Copy out each line of the material below with no changes.

=== Exercise inputs ===

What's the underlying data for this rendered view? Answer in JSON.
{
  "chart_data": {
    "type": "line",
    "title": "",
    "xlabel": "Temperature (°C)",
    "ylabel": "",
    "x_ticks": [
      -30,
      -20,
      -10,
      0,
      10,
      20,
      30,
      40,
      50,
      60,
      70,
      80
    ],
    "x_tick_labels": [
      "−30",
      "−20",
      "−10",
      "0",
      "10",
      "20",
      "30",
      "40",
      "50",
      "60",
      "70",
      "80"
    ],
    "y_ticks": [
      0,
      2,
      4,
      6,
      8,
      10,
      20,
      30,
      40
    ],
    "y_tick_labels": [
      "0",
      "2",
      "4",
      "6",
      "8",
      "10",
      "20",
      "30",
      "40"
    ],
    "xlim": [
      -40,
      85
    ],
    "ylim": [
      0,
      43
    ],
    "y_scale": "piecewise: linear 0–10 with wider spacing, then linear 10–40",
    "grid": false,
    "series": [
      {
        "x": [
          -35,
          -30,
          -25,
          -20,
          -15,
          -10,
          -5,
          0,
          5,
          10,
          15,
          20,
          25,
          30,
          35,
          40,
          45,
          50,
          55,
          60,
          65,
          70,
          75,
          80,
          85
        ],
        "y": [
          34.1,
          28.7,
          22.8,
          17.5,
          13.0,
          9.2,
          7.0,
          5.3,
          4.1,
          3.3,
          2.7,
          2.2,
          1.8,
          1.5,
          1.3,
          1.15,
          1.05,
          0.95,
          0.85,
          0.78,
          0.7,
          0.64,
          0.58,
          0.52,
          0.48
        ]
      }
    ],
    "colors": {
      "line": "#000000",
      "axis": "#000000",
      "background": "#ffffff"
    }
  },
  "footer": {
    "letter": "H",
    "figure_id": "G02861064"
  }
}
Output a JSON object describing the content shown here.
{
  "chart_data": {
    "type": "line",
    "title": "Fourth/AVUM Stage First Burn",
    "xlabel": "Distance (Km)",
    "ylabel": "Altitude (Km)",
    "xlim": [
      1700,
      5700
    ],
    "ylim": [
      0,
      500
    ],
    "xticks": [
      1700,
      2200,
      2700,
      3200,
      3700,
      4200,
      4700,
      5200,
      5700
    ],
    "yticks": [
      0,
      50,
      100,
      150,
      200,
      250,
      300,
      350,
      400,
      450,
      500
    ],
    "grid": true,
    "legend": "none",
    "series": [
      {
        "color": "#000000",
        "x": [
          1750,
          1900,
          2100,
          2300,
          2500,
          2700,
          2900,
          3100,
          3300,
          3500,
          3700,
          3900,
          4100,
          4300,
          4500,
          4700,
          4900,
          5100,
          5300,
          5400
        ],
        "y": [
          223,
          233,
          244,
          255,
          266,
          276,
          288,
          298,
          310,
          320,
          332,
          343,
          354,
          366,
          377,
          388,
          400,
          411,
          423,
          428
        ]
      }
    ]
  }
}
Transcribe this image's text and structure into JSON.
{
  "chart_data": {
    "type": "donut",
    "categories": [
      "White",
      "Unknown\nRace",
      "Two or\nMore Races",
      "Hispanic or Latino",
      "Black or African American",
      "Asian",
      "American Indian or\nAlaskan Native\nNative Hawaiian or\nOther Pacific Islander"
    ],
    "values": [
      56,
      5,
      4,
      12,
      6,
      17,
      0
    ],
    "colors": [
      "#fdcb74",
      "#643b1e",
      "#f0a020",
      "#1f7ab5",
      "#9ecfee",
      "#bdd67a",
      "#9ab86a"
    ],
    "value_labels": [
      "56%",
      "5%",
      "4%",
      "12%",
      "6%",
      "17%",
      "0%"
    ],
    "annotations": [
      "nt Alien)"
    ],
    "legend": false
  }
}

===

> **Full solution**:
What's the underlying data for this rendered view? Answer in JSON.
{
  "chart_data": {
    "type": "line",
    "title": "",
    "xlabel": "Temperature (°C)",
    "ylabel": "",
    "x_ticks": [
      -30,
      -20,
      -10,
      0,
      10,
      20,
      30,
      40,
      50,
      60,
      70,
      80
    ],
    "x_tick_labels": [
      "−30",
      "−20",
      "−10",
      "0",
      "10",
      "20",
      "30",
      "40",
      "50",
      "60",
      "70",
      "80"
    ],
    "y_ticks": [
      0,
      2,
      4,
      6,
      8,
      10,
      20,
      30,
      40
    ],
    "y_tick_labels": [
      "0",
      "2",
      "4",
      "6",
      "8",
      "10",
      "20",
      "30",
      "40"
    ],
    "xlim": [
      -40,
      85
    ],
    "ylim": [
      0,
      43
    ],
    "y_scale": "piecewise: linear 0–10 with wider spacing, then linear 10–40",
    "grid": false,
    "series": [
      {
        "x": [
          -35,
          -30,
          -25,
          -20,
          -15,
          -10,
          -5,
          0,
          5,
          10,
          15,
          20,
          25,
          30,
          35,
          40,
          45,
          50,
          55,
          60,
          65,
          70,
          75,
          80,
          85
        ],
        "y": [
          34.1,
          28.7,
          22.8,
          17.5,
          13.0,
          9.2,
          7.0,
          5.3,
          4.1,
          3.3,
          2.7,
          2.2,
          1.8,
          1.5,
          1.3,
          1.15,
          1.05,
          0.95,
          0.85,
          0.78,
          0.7,
          0.64,
          0.58,
          0.52,
          0.48
        ]
      }
    ],
    "colors": {
      "line": "#000000",
      "axis": "#000000",
      "background": "#ffffff"
    }
  },
  "footer": {
    "letter": "H",
    "figure_id": "G02861064"
  }
}
Output a JSON object describing the content shown here.
{
  "chart_data": {
    "type": "line",
    "title": "Fourth/AVUM Stage First Burn",
    "xlabel": "Distance (Km)",
    "ylabel": "Altitude (Km)",
    "xlim": [
      1700,
      5700
    ],
    "ylim": [
      0,
      500
    ],
    "xticks": [
      1700,
      2200,
      2700,
      3200,
      3700,
      4200,
      4700,
      5200,
      5700
    ],
    "yticks": [
      0,
      50,
      100,
      150,
      200,
      250,
      300,
      350,
      400,
      450,
      500
    ],
    "grid": true,
    "legend": "none",
    "series": [
      {
        "color": "#000000",
        "x": [
          1750,
          1900,
          2100,
          2300,
          2500,
          2700,
          2900,
          3100,
          3300,
          3500,
          3700,
          3900,
          4100,
          4300,
          4500,
          4700,
          4900,
          5100,
          5300,
          5400
        ],
        "y": [
          223,
          233,
          244,
          255,
          266,
          276,
          288,
          298,
          310,
          320,
          332,
          343,
          354,
          366,
          377,
          388,
          400,
          411,
          423,
          428
        ]
      }
    ]
  }
}
Transcribe this image's text and structure into JSON.
{
  "chart_data": {
    "type": "donut",
    "categories": [
      "White",
      "Unknown\nRace",
      "Two or\nMore Races",
      "Hispanic or Latino",
      "Black or African American",
      "Asian",
      "American Indian or\nAlaskan Native\nNative Hawaiian or\nOther Pacific Islander"
    ],
    "values": [
      56,
      5,
      4,
      12,
      6,
      17,
      0
    ],
    "colors": [
      "#fdcb74",
      "#643b1e",
      "#f0a020",
      "#1f7ab5",
      "#9ecfee",
      "#bdd67a",
      "#9ab86a"
    ],
    "value_labels": [
      "56%",
      "5%",
      "4%",
      "12%",
      "6%",
      "17%",
      "0%"
    ],
    "annotations": [
      "nt Alien)"
    ],
    "legend": false
  }
}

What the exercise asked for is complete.